Written problem: Could you write out every entry exactly as it stands?

The data:
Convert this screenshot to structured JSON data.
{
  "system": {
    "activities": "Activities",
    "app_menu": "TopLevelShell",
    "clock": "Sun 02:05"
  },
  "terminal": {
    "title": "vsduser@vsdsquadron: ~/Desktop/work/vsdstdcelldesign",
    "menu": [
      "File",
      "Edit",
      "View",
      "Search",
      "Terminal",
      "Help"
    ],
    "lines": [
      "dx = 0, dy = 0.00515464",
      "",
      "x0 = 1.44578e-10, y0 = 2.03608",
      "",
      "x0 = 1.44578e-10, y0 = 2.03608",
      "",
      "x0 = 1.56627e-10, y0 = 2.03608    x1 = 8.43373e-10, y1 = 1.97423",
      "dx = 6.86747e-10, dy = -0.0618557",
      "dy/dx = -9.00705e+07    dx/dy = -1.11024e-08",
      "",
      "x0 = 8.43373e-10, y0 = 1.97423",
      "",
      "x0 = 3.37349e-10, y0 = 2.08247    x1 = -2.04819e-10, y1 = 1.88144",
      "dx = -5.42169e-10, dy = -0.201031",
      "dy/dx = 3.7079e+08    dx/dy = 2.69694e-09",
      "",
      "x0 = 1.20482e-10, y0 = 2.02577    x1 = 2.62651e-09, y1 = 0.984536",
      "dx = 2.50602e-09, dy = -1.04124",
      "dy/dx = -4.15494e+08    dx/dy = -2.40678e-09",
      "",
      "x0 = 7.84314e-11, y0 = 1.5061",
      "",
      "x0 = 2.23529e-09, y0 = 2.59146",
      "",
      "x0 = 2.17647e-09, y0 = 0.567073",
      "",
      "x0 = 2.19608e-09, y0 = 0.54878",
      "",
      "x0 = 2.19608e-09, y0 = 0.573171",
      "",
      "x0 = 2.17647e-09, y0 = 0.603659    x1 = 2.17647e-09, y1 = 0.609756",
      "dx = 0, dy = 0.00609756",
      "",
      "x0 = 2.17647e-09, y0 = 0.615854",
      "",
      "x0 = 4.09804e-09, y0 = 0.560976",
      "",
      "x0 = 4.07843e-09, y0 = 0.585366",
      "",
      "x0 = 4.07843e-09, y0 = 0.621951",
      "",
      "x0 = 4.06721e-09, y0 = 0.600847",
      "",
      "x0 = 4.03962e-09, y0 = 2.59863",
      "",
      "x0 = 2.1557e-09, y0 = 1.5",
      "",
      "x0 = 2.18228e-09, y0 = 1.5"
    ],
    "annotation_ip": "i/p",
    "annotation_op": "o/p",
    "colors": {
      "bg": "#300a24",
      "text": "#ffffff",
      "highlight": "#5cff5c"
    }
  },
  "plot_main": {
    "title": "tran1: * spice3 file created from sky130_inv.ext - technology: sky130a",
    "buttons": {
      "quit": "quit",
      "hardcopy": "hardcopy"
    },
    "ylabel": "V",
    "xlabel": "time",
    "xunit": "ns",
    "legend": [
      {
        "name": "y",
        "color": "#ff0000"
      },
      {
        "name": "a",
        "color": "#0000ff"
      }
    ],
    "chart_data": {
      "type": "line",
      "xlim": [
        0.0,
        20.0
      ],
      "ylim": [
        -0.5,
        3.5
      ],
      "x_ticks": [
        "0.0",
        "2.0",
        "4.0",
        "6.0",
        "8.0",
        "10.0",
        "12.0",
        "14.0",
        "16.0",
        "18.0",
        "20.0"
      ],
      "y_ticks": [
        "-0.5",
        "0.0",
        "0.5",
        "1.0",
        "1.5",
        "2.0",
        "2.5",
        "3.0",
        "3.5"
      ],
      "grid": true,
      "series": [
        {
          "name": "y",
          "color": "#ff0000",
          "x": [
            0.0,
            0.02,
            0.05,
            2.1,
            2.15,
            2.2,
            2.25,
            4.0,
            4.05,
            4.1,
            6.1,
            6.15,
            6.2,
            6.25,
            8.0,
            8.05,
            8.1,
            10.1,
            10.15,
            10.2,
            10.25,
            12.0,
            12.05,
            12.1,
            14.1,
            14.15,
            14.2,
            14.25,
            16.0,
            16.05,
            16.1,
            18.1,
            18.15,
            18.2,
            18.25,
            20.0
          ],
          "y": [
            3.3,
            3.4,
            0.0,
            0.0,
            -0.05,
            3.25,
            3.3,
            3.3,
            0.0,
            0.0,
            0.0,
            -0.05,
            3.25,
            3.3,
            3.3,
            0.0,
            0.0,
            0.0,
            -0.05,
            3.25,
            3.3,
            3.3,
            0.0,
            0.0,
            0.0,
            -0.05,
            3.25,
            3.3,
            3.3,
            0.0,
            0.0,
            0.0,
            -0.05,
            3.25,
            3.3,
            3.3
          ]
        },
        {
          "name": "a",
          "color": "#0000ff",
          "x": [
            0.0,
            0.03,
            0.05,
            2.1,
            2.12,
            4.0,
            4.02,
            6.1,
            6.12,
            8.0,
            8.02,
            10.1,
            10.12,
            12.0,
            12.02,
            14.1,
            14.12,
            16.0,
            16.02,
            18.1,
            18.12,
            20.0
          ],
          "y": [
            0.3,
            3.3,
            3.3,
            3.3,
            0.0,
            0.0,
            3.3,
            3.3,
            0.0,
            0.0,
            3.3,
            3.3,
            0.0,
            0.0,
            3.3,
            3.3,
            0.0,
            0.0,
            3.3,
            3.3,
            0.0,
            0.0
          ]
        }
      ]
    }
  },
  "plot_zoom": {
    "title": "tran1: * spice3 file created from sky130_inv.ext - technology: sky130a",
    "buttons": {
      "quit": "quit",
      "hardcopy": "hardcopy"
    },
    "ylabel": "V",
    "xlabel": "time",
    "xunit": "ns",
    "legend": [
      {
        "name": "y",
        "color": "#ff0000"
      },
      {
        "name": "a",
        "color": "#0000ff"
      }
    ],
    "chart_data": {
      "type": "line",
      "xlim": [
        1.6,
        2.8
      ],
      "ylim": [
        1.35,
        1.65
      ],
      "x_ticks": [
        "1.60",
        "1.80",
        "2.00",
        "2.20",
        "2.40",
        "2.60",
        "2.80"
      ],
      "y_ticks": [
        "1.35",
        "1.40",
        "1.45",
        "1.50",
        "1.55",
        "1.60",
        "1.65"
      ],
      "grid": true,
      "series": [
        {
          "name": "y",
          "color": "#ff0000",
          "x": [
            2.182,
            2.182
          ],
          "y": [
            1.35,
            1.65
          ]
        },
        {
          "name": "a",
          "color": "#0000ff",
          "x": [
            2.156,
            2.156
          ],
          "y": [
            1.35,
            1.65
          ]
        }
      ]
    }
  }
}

Answer below:
Convert this screenshot to structured JSON data.
{
  "system": {
    "activities": "Activities",
    "app_menu": "TopLevelShell",
    "clock": "Sun 02:05"
  },
  "terminal": {
    "title": "vsduser@vsdsquadron: ~/Desktop/work/vsdstdcelldesign",
    "menu": [
      "File",
      "Edit",
      "View",
      "Search",
      "Terminal",
      "Help"
    ],
    "lines": [
      "dx = 0, dy = 0.00515464",
      "",
      "x0 = 1.44578e-10, y0 = 2.03608",
      "",
      "x0 = 1.44578e-10, y0 = 2.03608",
      "",
      "x0 = 1.56627e-10, y0 = 2.03608    x1 = 8.43373e-10, y1 = 1.97423",
      "dx = 6.86747e-10, dy = -0.0618557",
      "dy/dx = -9.00705e+07    dx/dy = -1.11024e-08",
      "",
      "x0 = 8.43373e-10, y0 = 1.97423",
      "",
      "x0 = 3.37349e-10, y0 = 2.08247    x1 = -2.04819e-10, y1 = 1.88144",
      "dx = -5.42169e-10, dy = -0.201031",
      "dy/dx = 3.7079e+08    dx/dy = 2.69694e-09",
      "",
      "x0 = 1.20482e-10, y0 = 2.02577    x1 = 2.62651e-09, y1 = 0.984536",
      "dx = 2.50602e-09, dy = -1.04124",
      "dy/dx = -4.15494e+08    dx/dy = -2.40678e-09",
      "",
      "x0 = 7.84314e-11, y0 = 1.5061",
      "",
      "x0 = 2.23529e-09, y0 = 2.59146",
      "",
      "x0 = 2.17647e-09, y0 = 0.567073",
      "",
      "x0 = 2.19608e-09, y0 = 0.54878",
      "",
      "x0 = 2.19608e-09, y0 = 0.573171",
      "",
      "x0 = 2.17647e-09, y0 = 0.603659    x1 = 2.17647e-09, y1 = 0.609756",
      "dx = 0, dy = 0.00609756",
      "",
      "x0 = 2.17647e-09, y0 = 0.615854",
      "",
      "x0 = 4.09804e-09, y0 = 0.560976",
      "",
      "x0 = 4.07843e-09, y0 = 0.585366",
      "",
      "x0 = 4.07843e-09, y0 = 0.621951",
      "",
      "x0 = 4.06721e-09, y0 = 0.600847",
      "",
      "x0 = 4.03962e-09, y0 = 2.59863",
      "",
      "x0 = 2.1557e-09, y0 = 1.5",
      "",
      "x0 = 2.18228e-09, y0 = 1.5"
    ],
    "annotation_ip": "i/p",
    "annotation_op": "o/p",
    "colors": {
      "bg": "#300a24",
      "text": "#ffffff",
      "highlight": "#5cff5c"
    }
  },
  "plot_main": {
    "title": "tran1: * spice3 file created from sky130_inv.ext - technology: sky130a",
    "buttons": {
      "quit": "quit",
      "hardcopy": "hardcopy"
    },
    "ylabel": "V",
    "xlabel": "time",
    "xunit": "ns",
    "legend": [
      {
        "name": "y",
        "color": "#ff0000"
      },
      {
        "name": "a",
        "color": "#0000ff"
      }
    ],
    "chart_data": {
      "type": "line",
      "xlim": [
        0.0,
        20.0
      ],
      "ylim": [
        -0.5,
        3.5
      ],
      "x_ticks": [
        "0.0",
        "2.0",
        "4.0",
        "6.0",
        "8.0",
        "10.0",
        "12.0",
        "14.0",
        "16.0",
        "18.0",
        "20.0"
      ],
      "y_ticks": [
        "-0.5",
        "0.0",
        "0.5",
        "1.0",
        "1.5",
        "2.0",
        "2.5",
        "3.0",
        "3.5"
      ],
      "grid": true,
      "series": [
        {
          "name": "y",
          "color": "#ff0000",
          "x": [
            0.0,
            0.02,
            0.05,
            2.1,
            2.15,
            2.2,
            2.25,
            4.0,
            4.05,
            4.1,
            6.1,
            6.15,
            6.2,
            6.25,
            8.0,
            8.05,
            8.1,
            10.1,
            10.15,
            10.2,
            10.25,
            12.0,
            12.05,
            12.1,
            14.1,
            14.15,
            14.2,
            14.25,
            16.0,
            16.05,
            16.1,
            18.1,
            18.15,
            18.2,
            18.25,
            20.0
          ],
          "y": [
            3.3,
            3.4,
            0.0,
            0.0,
            -0.05,
            3.25,
            3.3,
            3.3,
            0.0,
            0.0,
            0.0,
            -0.05,
            3.25,
            3.3,
            3.3,
            0.0,
            0.0,
            0.0,
            -0.05,
            3.25,
            3.3,
            3.3,
            0.0,
            0.0,
            0.0,
            -0.05,
            3.25,
            3.3,
            3.3,
            0.0,
            0.0,
            0.0,
            -0.05,
            3.25,
            3.3,
            3.3
          ]
        },
        {
          "name": "a",
          "color": "#0000ff",
          "x": [
            0.0,
            0.03,
            0.05,
            2.1,
            2.12,
            4.0,
            4.02,
            6.1,
            6.12,
            8.0,
            8.02,
            10.1,
            10.12,
            12.0,
            12.02,
            14.1,
            14.12,
            16.0,
            16.02,
            18.1,
            18.12,
            20.0
          ],
          "y": [
            0.3,
            3.3,
            3.3,
            3.3,
            0.0,
            0.0,
            3.3,
            3.3,
            0.0,
            0.0,
            3.3,
            3.3,
            0.0,
            0.0,
            3.3,
            3.3,
            0.0,
            0.0,
            3.3,
            3.3,
            0.0,
            0.0
          ]
        }
      ]
    }
  },
  "plot_zoom": {
    "title": "tran1: * spice3 file created from sky130_inv.ext - technology: sky130a",
    "buttons": {
      "quit": "quit",
      "hardcopy": "hardcopy"
    },
    "ylabel": "V",
    "xlabel": "time",
    "xunit": "ns",
    "legend": [
      {
        "name": "y",
        "color": "#ff0000"
      },
      {
        "name": "a",
        "color": "#0000ff"
      }
    ],
    "chart_data": {
      "type": "line",
      "xlim": [
        1.6,
        2.8
      ],
      "ylim": [
        1.35,
        1.65
      ],
      "x_ticks": [
        "1.60",
        "1.80",
        "2.00",
        "2.20",
        "2.40",
        "2.60",
        "2.80"
      ],
      "y_ticks": [
        "1.35",
        "1.40",
        "1.45",
        "1.50",
        "1.55",
        "1.60",
        "1.65"
      ],
      "grid": true,
      "series": [
        {
          "name": "y",
          "color": "#ff0000",
          "x": [
            2.182,
            2.182
          ],
          "y": [
            1.35,
            1.65
          ]
        },
        {
          "name": "a",
          "color": "#0000ff",
          "x": [
            2.156,
            2.156
          ],
          "y": [
            1.35,
            1.65
          ]
        }
      ]
    }
  }
}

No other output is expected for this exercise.